• **Your task**
Copy the lines below as they are; omit the images they contain.

• **Provided material**
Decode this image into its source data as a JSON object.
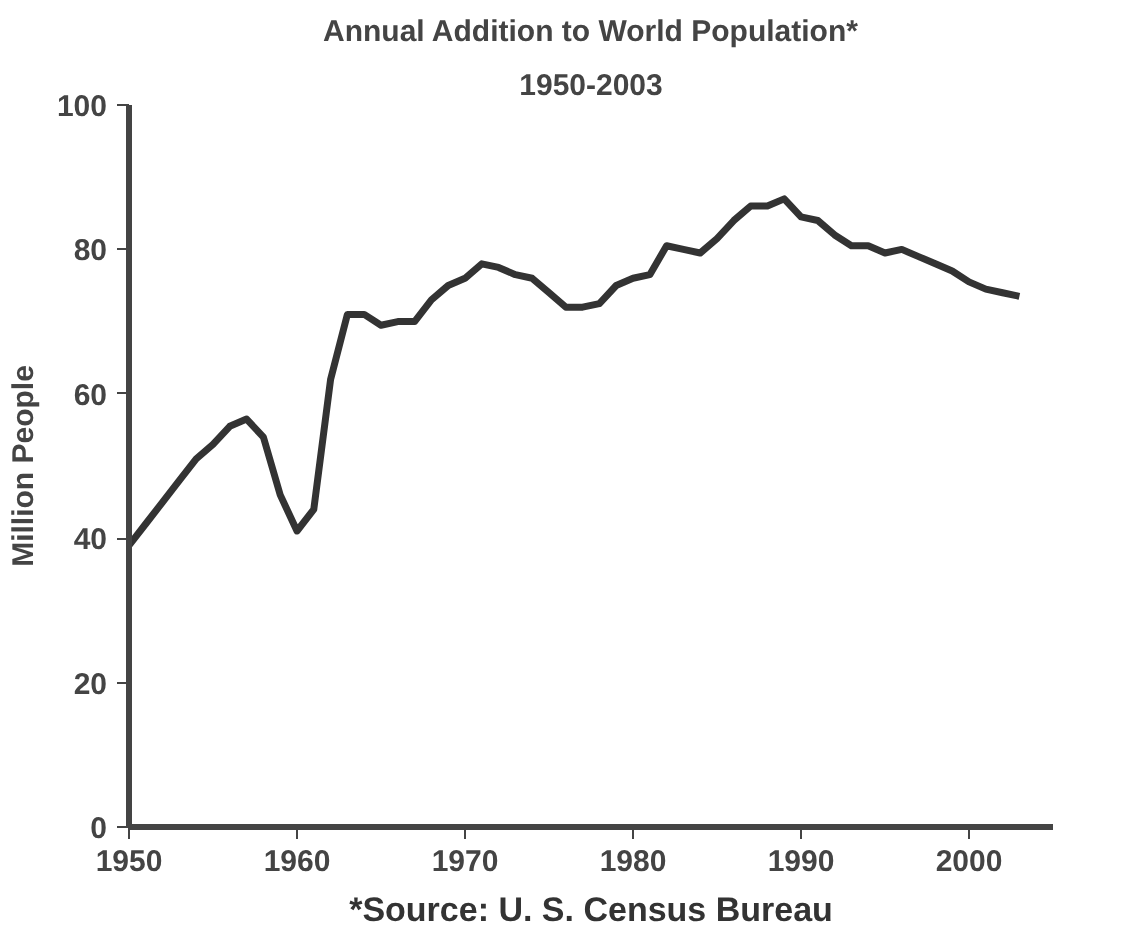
{
  "chart_data": {
    "type": "line",
    "title": "Annual Addition to World Population*",
    "subtitle": "1950-2003",
    "ylabel": "Million People",
    "annotations": [
      "*Source: U. S. Census Bureau"
    ],
    "x": [
      1950,
      1951,
      1952,
      1953,
      1954,
      1955,
      1956,
      1957,
      1958,
      1959,
      1960,
      1961,
      1962,
      1963,
      1964,
      1965,
      1966,
      1967,
      1968,
      1969,
      1970,
      1971,
      1972,
      1973,
      1974,
      1975,
      1976,
      1977,
      1978,
      1979,
      1980,
      1981,
      1982,
      1983,
      1984,
      1985,
      1986,
      1987,
      1988,
      1989,
      1990,
      1991,
      1992,
      1993,
      1994,
      1995,
      1996,
      1997,
      1998,
      1999,
      2000,
      2001,
      2002,
      2003
    ],
    "series": [
      {
        "color": "#333333",
        "values": [
          39,
          42,
          45,
          48,
          51,
          53,
          55.5,
          56.5,
          54,
          46,
          41,
          44,
          62,
          71,
          71,
          69.5,
          70,
          70,
          73,
          75,
          76,
          78,
          77.5,
          76.5,
          76,
          74,
          72,
          72,
          72.5,
          75,
          76,
          76.5,
          80.5,
          80,
          79.5,
          81.5,
          84,
          86,
          86,
          87,
          84.5,
          84,
          82,
          80.5,
          80.5,
          79.5,
          80,
          79,
          78,
          77,
          75.5,
          74.5,
          74,
          73.5
        ]
      }
    ],
    "xlim": [
      1950,
      2005
    ],
    "ylim": [
      0,
      100
    ],
    "xticks": [
      1950,
      1960,
      1970,
      1980,
      1990,
      2000
    ],
    "yticks": [
      0,
      20,
      40,
      60,
      80,
      100
    ],
    "grid": false
  }
}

• **Output for this task**
Decode this image into its source data as a JSON object.
{
  "chart_data": {
    "type": "line",
    "title": "Annual Addition to World Population*",
    "subtitle": "1950-2003",
    "ylabel": "Million People",
    "annotations": [
      "*Source: U. S. Census Bureau"
    ],
    "x": [
      1950,
      1951,
      1952,
      1953,
      1954,
      1955,
      1956,
      1957,
      1958,
      1959,
      1960,
      1961,
      1962,
      1963,
      1964,
      1965,
      1966,
      1967,
      1968,
      1969,
      1970,
      1971,
      1972,
      1973,
      1974,
      1975,
      1976,
      1977,
      1978,
      1979,
      1980,
      1981,
      1982,
      1983,
      1984,
      1985,
      1986,
      1987,
      1988,
      1989,
      1990,
      1991,
      1992,
      1993,
      1994,
      1995,
      1996,
      1997,
      1998,
      1999,
      2000,
      2001,
      2002,
      2003
    ],
    "series": [
      {
        "color": "#333333",
        "values": [
          39,
          42,
          45,
          48,
          51,
          53,
          55.5,
          56.5,
          54,
          46,
          41,
          44,
          62,
          71,
          71,
          69.5,
          70,
          70,
          73,
          75,
          76,
          78,
          77.5,
          76.5,
          76,
          74,
          72,
          72,
          72.5,
          75,
          76,
          76.5,
          80.5,
          80,
          79.5,
          81.5,
          84,
          86,
          86,
          87,
          84.5,
          84,
          82,
          80.5,
          80.5,
          79.5,
          80,
          79,
          78,
          77,
          75.5,
          74.5,
          74,
          73.5
        ]
      }
    ],
    "xlim": [
      1950,
      2005
    ],
    "ylim": [
      0,
      100
    ],
    "xticks": [
      1950,
      1960,
      1970,
      1980,
      1990,
      2000
    ],
    "yticks": [
      0,
      20,
      40,
      60,
      80,
      100
    ],
    "grid": false
  }
}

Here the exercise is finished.